▸ **TASK PROMPT**:
Copy the lines holding the word "this", all of them.

■ ■ ■

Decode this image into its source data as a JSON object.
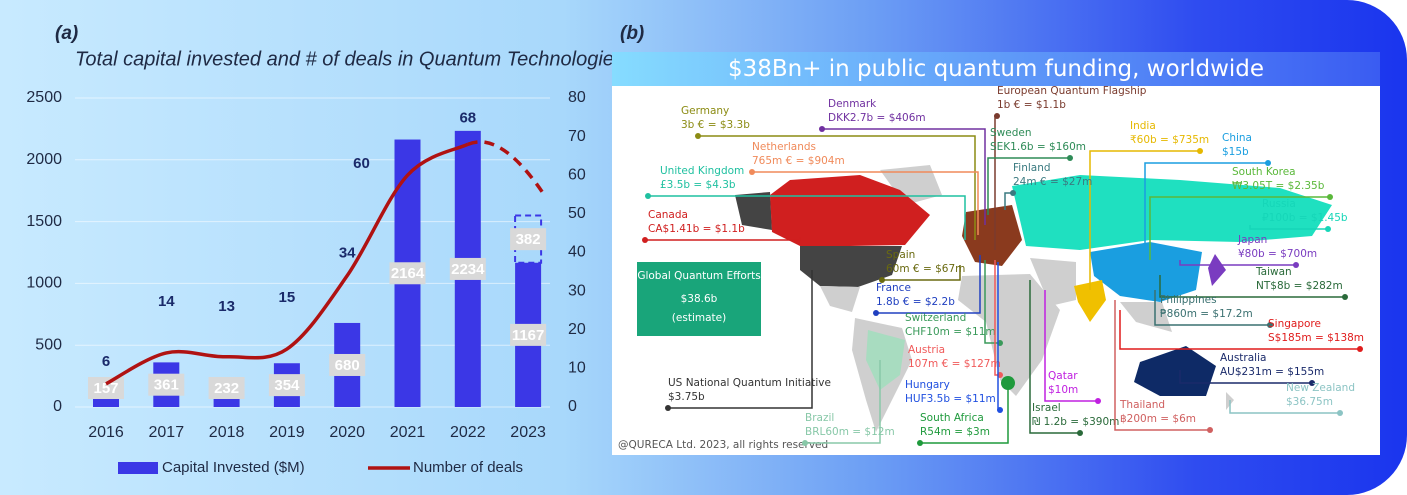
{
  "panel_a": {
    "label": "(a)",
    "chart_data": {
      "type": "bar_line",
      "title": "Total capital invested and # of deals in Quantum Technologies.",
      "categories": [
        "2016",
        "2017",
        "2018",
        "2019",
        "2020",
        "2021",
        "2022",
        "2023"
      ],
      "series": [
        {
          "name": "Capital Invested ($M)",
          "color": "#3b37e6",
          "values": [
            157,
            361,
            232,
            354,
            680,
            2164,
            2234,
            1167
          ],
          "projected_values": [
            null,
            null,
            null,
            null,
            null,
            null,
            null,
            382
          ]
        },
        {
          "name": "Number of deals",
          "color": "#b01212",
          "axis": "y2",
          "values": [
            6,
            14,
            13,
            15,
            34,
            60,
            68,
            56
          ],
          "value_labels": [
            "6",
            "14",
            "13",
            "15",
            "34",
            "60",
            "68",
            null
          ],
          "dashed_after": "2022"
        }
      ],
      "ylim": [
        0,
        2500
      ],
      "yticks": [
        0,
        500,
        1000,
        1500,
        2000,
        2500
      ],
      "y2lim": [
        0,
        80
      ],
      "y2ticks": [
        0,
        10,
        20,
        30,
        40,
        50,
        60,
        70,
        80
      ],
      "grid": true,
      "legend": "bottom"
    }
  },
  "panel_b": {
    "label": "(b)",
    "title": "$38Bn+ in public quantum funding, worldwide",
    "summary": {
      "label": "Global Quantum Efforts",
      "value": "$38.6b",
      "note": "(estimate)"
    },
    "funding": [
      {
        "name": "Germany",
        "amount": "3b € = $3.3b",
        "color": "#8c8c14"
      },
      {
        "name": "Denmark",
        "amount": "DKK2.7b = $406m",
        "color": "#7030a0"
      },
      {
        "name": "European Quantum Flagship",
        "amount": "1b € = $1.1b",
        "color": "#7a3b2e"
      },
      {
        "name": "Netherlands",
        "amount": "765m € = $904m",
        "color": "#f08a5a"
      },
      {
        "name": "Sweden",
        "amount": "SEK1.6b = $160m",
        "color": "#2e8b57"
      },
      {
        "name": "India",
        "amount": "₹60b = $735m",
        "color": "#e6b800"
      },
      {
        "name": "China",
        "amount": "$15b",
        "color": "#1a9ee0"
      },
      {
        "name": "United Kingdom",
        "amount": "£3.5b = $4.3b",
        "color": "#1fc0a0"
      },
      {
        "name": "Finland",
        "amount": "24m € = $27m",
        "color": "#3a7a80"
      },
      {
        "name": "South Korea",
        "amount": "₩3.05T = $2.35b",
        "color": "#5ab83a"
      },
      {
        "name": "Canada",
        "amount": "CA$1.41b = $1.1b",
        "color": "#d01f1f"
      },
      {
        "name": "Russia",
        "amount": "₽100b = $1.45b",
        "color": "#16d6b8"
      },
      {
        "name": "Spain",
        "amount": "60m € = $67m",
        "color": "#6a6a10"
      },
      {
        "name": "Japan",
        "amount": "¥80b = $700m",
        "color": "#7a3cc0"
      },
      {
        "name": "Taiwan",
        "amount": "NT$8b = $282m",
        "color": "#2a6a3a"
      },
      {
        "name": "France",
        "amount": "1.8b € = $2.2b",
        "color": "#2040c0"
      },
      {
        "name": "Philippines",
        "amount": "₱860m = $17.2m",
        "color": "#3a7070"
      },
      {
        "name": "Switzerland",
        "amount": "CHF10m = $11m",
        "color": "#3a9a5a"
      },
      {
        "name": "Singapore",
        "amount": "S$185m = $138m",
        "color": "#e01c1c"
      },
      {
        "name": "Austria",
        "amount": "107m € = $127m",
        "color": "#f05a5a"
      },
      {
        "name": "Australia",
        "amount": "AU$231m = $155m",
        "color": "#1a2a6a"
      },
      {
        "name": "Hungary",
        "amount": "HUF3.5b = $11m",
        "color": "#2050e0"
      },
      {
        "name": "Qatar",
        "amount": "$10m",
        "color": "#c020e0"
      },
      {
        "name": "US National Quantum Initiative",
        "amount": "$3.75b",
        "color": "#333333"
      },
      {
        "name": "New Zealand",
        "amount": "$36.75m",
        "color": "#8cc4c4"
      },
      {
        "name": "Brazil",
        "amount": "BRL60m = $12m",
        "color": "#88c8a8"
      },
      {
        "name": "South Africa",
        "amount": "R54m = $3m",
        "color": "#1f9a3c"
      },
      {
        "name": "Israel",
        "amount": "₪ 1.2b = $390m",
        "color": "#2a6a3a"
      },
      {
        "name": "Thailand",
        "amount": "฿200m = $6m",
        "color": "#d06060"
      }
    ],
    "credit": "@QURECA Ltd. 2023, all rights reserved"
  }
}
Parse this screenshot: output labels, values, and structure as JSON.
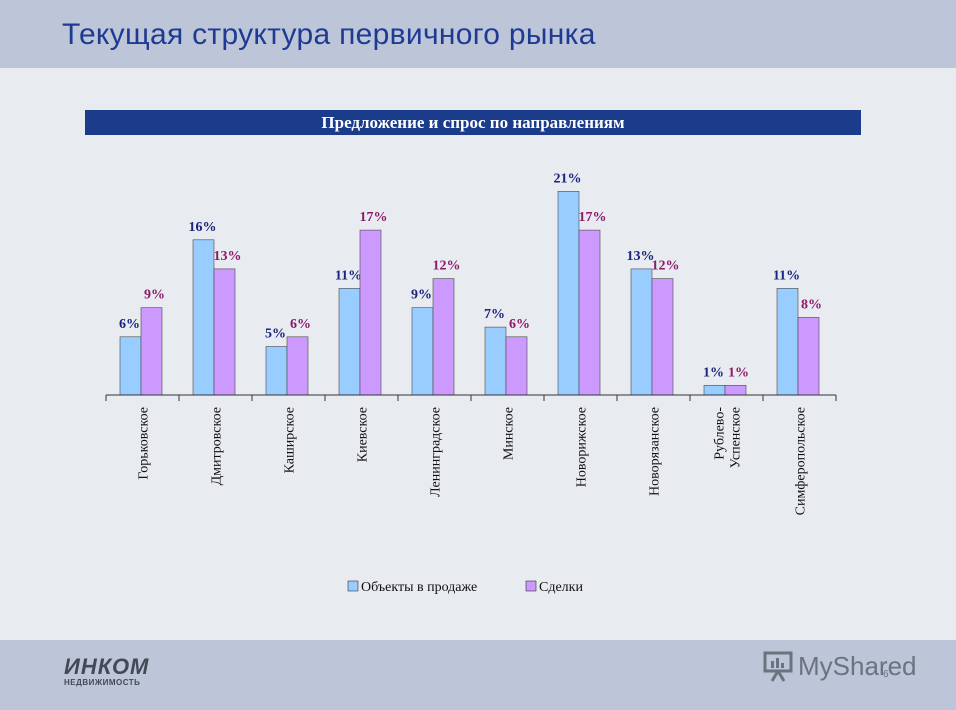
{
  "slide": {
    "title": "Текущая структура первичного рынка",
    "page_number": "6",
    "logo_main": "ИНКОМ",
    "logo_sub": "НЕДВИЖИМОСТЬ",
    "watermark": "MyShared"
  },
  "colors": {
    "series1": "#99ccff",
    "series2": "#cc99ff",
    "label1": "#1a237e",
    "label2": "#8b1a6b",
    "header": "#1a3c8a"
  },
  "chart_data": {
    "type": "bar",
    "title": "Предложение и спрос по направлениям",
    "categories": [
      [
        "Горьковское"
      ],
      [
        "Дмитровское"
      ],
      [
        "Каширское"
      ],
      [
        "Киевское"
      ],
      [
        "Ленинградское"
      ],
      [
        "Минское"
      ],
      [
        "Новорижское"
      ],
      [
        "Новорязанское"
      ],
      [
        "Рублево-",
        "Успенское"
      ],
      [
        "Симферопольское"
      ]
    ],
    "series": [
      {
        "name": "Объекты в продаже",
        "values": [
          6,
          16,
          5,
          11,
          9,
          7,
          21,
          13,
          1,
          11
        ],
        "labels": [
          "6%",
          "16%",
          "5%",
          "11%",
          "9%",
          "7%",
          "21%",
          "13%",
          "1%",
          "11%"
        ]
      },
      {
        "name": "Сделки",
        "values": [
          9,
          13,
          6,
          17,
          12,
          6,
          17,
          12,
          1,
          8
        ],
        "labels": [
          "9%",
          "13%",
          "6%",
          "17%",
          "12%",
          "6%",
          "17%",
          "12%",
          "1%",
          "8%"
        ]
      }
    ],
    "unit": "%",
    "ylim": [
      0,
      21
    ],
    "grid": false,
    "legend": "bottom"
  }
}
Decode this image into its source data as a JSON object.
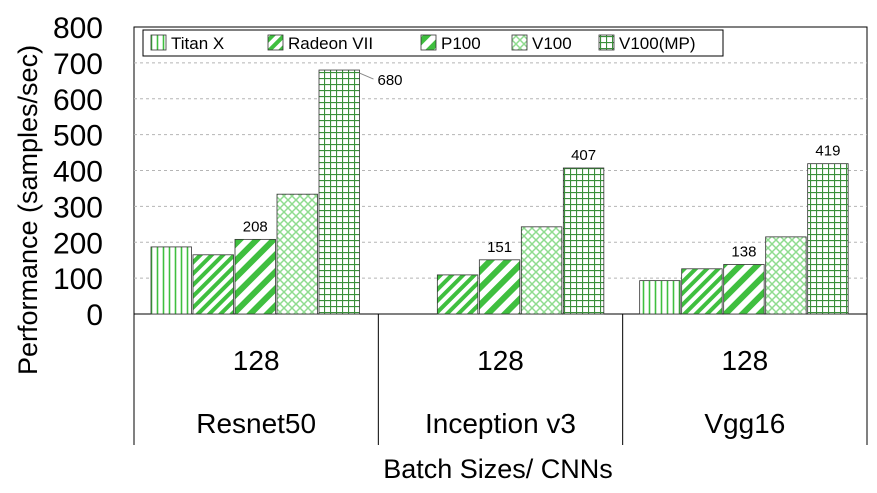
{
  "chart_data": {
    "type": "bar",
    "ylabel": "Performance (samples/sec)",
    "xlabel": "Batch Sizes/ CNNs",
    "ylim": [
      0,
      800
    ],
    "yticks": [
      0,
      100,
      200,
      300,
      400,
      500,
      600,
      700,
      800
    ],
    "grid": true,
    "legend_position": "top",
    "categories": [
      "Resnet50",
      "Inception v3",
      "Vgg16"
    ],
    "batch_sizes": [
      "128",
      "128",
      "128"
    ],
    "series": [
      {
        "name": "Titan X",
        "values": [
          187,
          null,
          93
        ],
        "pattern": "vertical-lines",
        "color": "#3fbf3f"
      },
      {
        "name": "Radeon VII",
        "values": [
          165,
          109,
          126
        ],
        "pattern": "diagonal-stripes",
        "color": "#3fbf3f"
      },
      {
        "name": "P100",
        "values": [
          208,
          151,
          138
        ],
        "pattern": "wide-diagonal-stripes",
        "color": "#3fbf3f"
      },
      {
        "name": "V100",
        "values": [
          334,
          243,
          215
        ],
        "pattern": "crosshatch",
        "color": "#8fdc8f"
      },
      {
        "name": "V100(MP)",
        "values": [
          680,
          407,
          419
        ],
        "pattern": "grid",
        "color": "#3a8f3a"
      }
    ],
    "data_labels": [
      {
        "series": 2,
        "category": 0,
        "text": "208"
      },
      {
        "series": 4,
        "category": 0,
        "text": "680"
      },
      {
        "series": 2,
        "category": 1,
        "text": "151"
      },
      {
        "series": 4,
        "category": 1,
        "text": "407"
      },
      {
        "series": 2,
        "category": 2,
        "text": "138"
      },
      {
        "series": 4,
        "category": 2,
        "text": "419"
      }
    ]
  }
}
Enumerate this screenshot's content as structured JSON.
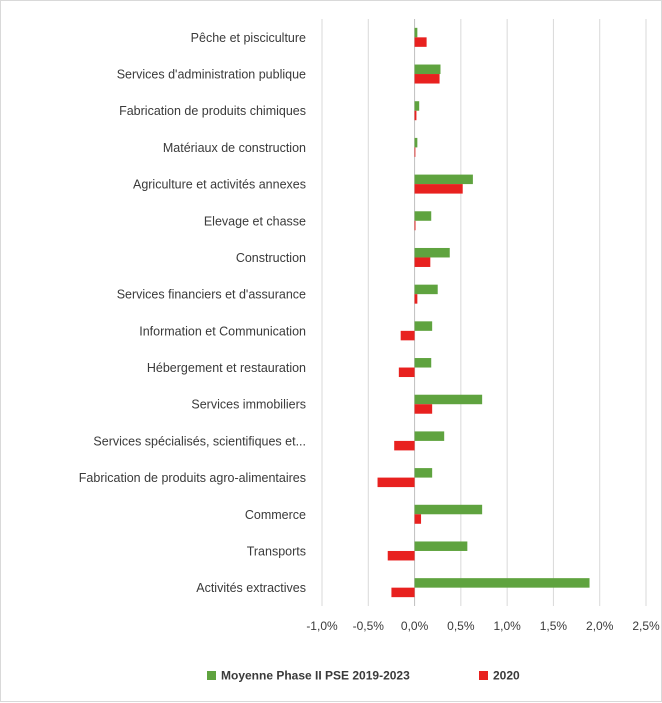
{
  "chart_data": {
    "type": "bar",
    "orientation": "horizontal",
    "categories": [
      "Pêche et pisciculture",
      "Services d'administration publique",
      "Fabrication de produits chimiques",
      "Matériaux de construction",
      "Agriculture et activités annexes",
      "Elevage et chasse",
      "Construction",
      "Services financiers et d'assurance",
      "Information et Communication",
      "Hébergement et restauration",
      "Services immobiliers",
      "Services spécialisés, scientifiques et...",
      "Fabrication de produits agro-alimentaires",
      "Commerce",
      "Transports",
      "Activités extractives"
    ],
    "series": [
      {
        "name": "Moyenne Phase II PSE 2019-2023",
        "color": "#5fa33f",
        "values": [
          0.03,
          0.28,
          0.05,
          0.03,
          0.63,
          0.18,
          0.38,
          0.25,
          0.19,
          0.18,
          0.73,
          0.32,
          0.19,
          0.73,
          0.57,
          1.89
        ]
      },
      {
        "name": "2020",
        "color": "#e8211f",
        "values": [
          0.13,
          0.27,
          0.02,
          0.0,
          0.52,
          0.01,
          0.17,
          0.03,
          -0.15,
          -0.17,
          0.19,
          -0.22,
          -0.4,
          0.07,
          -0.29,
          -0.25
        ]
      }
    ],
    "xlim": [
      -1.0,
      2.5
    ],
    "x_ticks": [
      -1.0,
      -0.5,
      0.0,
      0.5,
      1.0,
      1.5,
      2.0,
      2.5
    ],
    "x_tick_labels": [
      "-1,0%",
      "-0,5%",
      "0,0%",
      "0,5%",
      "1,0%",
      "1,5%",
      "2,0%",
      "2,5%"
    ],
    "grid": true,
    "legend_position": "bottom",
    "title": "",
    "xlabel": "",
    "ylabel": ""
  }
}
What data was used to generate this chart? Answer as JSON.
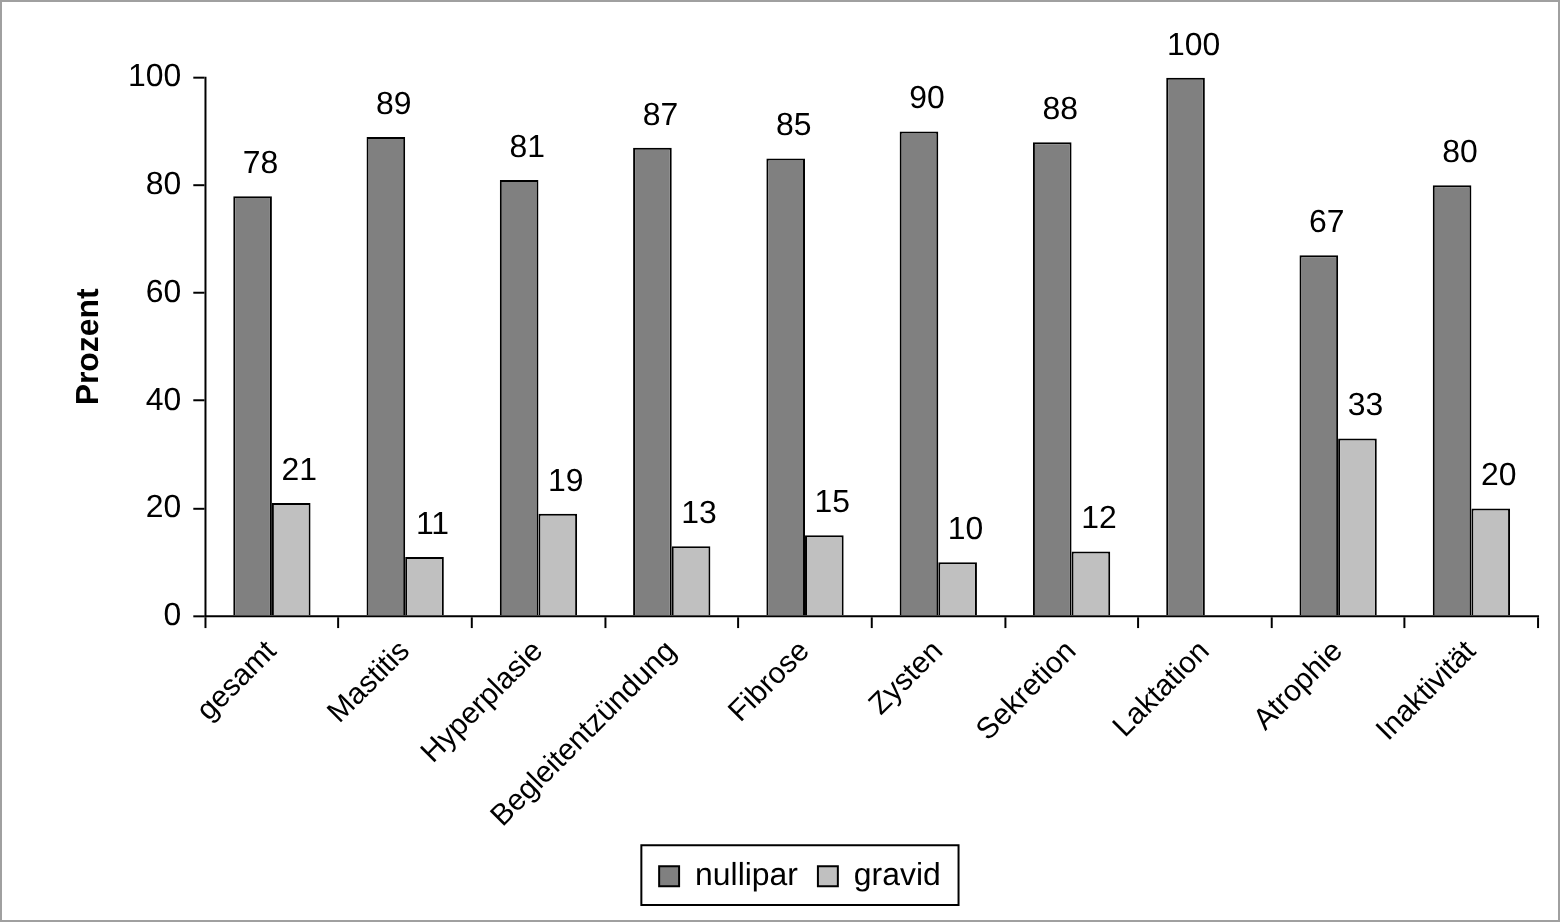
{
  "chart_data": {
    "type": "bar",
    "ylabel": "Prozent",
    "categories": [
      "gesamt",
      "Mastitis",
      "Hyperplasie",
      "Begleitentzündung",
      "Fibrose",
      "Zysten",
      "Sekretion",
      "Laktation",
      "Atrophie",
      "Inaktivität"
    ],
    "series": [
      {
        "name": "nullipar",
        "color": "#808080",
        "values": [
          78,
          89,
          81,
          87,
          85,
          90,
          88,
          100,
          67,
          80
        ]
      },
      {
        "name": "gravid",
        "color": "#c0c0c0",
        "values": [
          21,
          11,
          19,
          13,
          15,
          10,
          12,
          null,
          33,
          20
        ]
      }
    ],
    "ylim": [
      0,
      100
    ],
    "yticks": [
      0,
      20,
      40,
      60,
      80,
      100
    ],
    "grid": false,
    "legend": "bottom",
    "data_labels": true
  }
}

■ ■ ■

▸ **RESPONSE BELOW**:
Decode this image into its source data as a JSON object.
Parse this screenshot: output labels, values, and structure as JSON.
Decode this image into its source data as a JSON object.
Enumerate this screenshot's content as structured JSON.
What data was used to generate this chart? Answer as JSON.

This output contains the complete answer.